* _Text passage_:
- Opening Delimiter -

According to tradition, this is the site of the domus (town house) of the matron Saint Paula of Rome who hosted Saint Jerome when he served as secretary to Pope Damasus and while he translated the Bible into Latin (the Vulgate). Later it was transformed into a small church dedicated to him.

In 1419 the Franciscan Observants built a hospice with a chapel, which they replaced with a new church in 1508. In 1524 it was taken over by the Archconfraternity of Charity (Archconfraternita della Carità), founded by Giulio de' Medici (later Pope Clement VII) in 1519; a society of noblemen from Florence. Philip Neri lived in the hospice from 1551 to 1583. It served as a first meeting place for the Oratorians founded in 1561 before they were established as a Congregation in 1575 and, in the same year, given the Church of Saint Mary in the Little Valley.

- Closing Delimiter -

* _Supplied records_:
- Opening Delimiter -

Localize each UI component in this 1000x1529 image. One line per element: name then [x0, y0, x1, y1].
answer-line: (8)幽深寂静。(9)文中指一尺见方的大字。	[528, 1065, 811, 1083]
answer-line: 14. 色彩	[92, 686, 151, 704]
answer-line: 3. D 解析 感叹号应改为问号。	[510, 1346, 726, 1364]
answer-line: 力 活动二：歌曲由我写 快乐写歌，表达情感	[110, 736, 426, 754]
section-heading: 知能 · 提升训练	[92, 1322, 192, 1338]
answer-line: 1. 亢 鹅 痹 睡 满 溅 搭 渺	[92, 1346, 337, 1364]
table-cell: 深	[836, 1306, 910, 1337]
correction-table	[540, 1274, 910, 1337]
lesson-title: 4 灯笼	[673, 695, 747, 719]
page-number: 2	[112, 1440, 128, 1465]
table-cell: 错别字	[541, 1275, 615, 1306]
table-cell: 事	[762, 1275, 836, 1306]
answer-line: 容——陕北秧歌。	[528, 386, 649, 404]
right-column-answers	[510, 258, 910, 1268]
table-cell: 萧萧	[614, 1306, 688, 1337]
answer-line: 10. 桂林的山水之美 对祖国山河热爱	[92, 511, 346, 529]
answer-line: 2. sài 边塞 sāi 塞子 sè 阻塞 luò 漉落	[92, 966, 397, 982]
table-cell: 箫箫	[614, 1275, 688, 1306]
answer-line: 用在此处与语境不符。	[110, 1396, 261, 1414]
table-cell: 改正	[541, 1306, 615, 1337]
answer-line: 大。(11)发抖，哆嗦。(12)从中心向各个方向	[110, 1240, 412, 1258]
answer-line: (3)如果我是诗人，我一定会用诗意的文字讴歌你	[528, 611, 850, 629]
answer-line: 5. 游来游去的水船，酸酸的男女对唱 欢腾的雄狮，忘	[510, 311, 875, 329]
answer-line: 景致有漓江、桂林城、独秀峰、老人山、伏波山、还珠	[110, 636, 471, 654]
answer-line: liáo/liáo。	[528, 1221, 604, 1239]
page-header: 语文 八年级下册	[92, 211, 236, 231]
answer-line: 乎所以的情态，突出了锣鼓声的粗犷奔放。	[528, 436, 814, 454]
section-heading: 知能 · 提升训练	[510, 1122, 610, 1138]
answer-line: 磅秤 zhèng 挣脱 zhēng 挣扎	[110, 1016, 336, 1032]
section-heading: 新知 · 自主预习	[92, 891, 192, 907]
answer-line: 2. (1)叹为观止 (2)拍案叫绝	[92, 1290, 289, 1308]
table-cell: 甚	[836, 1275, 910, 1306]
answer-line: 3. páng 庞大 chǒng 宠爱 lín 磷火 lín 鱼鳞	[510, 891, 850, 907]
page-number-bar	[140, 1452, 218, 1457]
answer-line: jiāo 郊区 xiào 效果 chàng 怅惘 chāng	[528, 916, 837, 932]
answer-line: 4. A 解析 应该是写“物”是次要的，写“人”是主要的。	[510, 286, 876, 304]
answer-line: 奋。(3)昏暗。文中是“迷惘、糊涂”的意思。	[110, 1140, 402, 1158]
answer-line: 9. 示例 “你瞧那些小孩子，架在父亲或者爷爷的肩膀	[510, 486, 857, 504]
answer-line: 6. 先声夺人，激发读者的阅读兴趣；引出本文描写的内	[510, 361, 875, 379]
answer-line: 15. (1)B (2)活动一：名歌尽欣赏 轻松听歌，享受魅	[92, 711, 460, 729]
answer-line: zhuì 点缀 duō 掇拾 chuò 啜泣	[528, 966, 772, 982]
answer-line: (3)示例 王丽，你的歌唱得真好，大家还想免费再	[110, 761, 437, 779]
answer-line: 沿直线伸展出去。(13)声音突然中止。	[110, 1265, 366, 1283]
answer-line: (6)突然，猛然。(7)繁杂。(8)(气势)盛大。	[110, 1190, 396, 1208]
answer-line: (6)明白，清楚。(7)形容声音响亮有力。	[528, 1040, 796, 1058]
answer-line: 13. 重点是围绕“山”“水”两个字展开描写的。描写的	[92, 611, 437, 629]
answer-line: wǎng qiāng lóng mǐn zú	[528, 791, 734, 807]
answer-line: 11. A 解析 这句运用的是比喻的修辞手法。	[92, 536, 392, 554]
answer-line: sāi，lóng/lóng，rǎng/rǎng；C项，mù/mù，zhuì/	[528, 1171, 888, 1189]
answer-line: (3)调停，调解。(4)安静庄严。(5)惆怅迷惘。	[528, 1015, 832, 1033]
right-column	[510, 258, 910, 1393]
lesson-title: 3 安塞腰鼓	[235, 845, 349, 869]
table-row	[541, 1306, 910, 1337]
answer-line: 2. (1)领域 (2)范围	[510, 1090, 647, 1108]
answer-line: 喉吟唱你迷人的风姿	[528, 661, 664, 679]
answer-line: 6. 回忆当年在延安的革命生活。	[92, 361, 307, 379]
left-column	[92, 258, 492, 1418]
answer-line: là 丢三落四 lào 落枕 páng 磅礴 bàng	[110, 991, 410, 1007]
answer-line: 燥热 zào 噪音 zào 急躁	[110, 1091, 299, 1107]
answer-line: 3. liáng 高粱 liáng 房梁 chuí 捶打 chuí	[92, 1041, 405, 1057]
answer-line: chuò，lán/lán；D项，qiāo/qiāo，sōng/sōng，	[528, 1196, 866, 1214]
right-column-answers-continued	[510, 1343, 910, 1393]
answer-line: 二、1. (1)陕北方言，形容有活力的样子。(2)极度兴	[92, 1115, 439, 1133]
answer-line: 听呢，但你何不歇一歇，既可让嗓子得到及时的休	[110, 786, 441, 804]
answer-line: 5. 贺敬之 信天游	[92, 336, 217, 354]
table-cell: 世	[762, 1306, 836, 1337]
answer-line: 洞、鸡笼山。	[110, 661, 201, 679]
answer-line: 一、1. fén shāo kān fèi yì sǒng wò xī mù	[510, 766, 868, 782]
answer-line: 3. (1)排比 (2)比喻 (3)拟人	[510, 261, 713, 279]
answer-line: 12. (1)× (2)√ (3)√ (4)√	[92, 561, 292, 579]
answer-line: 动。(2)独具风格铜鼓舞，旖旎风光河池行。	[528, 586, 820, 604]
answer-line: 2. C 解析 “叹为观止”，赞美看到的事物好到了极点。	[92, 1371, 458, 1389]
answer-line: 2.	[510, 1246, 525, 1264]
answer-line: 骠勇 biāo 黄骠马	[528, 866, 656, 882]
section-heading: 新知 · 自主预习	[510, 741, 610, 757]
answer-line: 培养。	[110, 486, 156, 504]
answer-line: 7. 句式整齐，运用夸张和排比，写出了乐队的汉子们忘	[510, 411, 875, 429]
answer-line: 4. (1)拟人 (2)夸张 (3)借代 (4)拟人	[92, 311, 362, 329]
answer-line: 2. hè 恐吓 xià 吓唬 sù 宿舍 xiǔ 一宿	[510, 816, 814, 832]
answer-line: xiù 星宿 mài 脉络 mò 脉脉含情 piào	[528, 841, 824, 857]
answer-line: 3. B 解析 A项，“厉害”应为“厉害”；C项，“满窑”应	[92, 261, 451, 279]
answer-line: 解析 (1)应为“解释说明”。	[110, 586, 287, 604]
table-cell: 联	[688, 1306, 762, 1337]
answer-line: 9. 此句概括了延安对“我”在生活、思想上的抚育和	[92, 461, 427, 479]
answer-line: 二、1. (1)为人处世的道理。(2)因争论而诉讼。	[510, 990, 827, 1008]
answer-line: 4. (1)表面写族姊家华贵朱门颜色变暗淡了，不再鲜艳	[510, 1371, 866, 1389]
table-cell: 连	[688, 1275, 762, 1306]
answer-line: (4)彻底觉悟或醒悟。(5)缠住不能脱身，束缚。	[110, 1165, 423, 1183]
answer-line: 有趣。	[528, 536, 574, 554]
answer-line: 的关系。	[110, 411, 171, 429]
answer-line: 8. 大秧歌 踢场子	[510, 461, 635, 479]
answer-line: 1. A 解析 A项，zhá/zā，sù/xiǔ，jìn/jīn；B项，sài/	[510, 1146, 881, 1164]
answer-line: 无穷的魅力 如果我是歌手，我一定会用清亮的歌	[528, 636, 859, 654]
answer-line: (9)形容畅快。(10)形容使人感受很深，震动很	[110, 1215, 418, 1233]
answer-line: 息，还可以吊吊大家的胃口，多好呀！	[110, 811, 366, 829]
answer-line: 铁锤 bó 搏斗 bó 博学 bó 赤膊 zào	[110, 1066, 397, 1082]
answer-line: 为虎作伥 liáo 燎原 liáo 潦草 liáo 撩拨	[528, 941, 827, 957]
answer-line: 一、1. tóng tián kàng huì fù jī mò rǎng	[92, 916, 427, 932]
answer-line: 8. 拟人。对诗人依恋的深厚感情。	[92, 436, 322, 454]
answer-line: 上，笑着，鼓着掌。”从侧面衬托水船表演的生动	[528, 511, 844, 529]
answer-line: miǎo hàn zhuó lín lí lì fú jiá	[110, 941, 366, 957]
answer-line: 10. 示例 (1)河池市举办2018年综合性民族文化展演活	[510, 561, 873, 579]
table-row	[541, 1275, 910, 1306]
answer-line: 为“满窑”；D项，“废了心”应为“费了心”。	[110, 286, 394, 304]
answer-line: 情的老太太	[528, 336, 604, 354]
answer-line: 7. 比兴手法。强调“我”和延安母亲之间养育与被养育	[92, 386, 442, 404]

- Closing Delimiter -

Decide whether each statement agrees with the passage about the church and hospice, answering yes or no and quoting the words of the passage that settle it: (a) The Franciscan Observants built a new church in 1508. (b) Philip Neri lived in the hospice until 1575. (c) Giulio de' Medici founded the Archconfraternity of Charity. The records have nothing to do with what you are asked here.

(a) Yes: "which they replaced with a new church in 1508"
(b) No: "Philip Neri lived in the hospice from 1551 to 1583"
(c) Yes: "founded by Giulio de' Medici (later Pope Clement VII) in 1519"